Exercise brief:
Give the entries back exactly, dropping each image.

Record excerpts:
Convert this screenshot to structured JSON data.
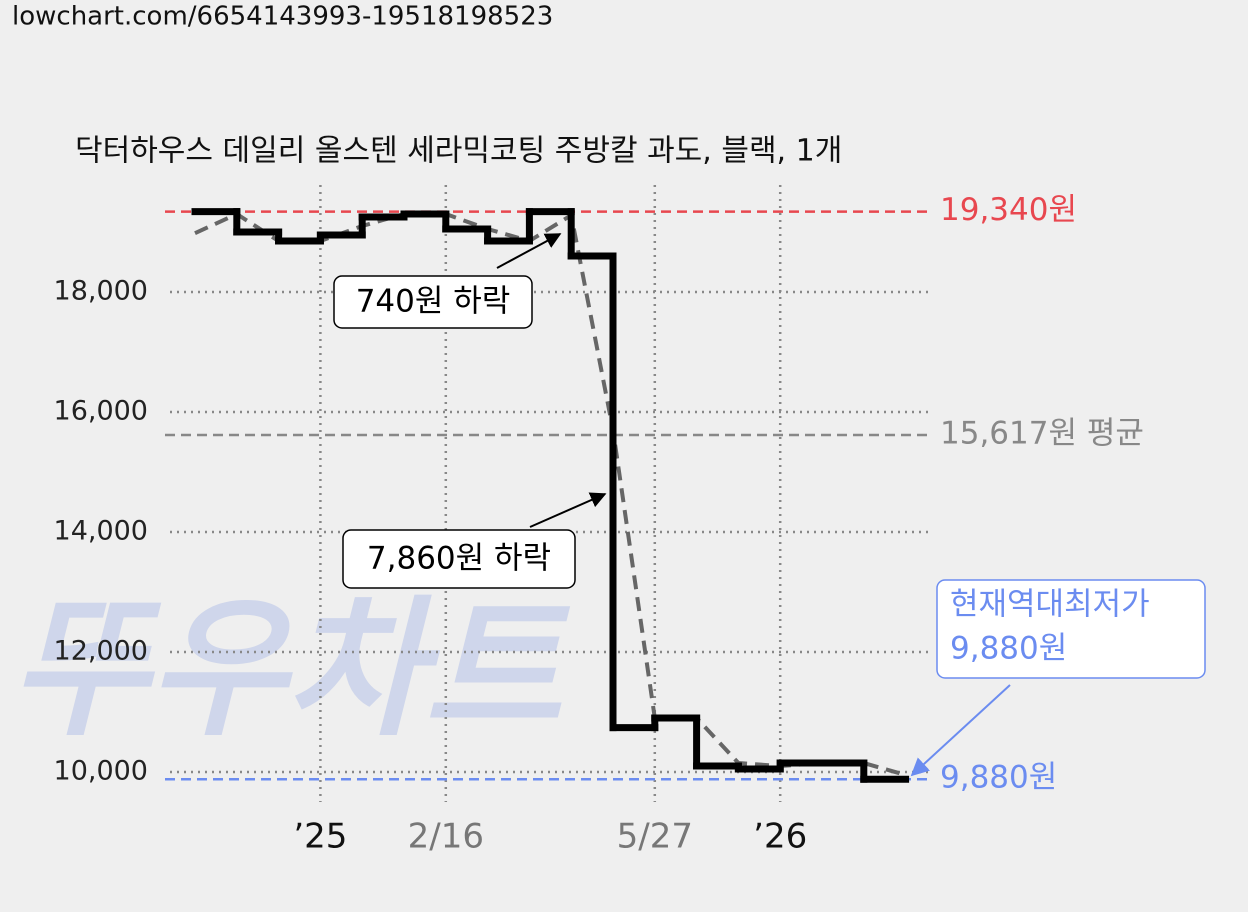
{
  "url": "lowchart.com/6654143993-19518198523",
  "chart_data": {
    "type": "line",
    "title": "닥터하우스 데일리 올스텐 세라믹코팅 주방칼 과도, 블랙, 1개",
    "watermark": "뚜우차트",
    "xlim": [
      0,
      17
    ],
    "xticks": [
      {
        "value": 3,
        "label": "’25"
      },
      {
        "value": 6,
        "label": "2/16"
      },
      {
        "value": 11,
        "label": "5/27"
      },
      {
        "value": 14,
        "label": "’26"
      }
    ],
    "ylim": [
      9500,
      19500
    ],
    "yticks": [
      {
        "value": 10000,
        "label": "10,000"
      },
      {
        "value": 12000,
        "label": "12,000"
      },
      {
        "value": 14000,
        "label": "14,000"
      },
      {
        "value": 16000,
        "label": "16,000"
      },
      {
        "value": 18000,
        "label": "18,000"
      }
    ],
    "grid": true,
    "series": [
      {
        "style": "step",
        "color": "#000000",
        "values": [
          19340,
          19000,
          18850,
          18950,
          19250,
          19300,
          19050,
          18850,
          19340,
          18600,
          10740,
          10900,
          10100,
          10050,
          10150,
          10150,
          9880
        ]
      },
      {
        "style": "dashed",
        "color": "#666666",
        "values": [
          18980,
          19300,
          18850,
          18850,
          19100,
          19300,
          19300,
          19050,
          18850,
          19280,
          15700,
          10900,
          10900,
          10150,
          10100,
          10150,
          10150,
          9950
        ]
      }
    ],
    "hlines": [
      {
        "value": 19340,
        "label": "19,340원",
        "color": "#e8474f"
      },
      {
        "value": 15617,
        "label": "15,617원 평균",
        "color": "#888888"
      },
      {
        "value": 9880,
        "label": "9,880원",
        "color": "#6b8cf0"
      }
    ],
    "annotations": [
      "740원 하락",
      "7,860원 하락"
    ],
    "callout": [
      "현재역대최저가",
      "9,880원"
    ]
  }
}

Result for this exercise:
Convert this screenshot to structured JSON data.
{
  "url": "lowchart.com/6654143993-19518198523",
  "chart_data": {
    "type": "line",
    "title": "닥터하우스 데일리 올스텐 세라믹코팅 주방칼 과도, 블랙, 1개",
    "watermark": "뚜우차트",
    "xlim": [
      0,
      17
    ],
    "xticks": [
      {
        "value": 3,
        "label": "’25"
      },
      {
        "value": 6,
        "label": "2/16"
      },
      {
        "value": 11,
        "label": "5/27"
      },
      {
        "value": 14,
        "label": "’26"
      }
    ],
    "ylim": [
      9500,
      19500
    ],
    "yticks": [
      {
        "value": 10000,
        "label": "10,000"
      },
      {
        "value": 12000,
        "label": "12,000"
      },
      {
        "value": 14000,
        "label": "14,000"
      },
      {
        "value": 16000,
        "label": "16,000"
      },
      {
        "value": 18000,
        "label": "18,000"
      }
    ],
    "grid": true,
    "series": [
      {
        "style": "step",
        "color": "#000000",
        "values": [
          19340,
          19000,
          18850,
          18950,
          19250,
          19300,
          19050,
          18850,
          19340,
          18600,
          10740,
          10900,
          10100,
          10050,
          10150,
          10150,
          9880
        ]
      },
      {
        "style": "dashed",
        "color": "#666666",
        "values": [
          18980,
          19300,
          18850,
          18850,
          19100,
          19300,
          19300,
          19050,
          18850,
          19280,
          15700,
          10900,
          10900,
          10150,
          10100,
          10150,
          10150,
          9950
        ]
      }
    ],
    "hlines": [
      {
        "value": 19340,
        "label": "19,340원",
        "color": "#e8474f"
      },
      {
        "value": 15617,
        "label": "15,617원 평균",
        "color": "#888888"
      },
      {
        "value": 9880,
        "label": "9,880원",
        "color": "#6b8cf0"
      }
    ],
    "annotations": [
      "740원 하락",
      "7,860원 하락"
    ],
    "callout": [
      "현재역대최저가",
      "9,880원"
    ]
  }
}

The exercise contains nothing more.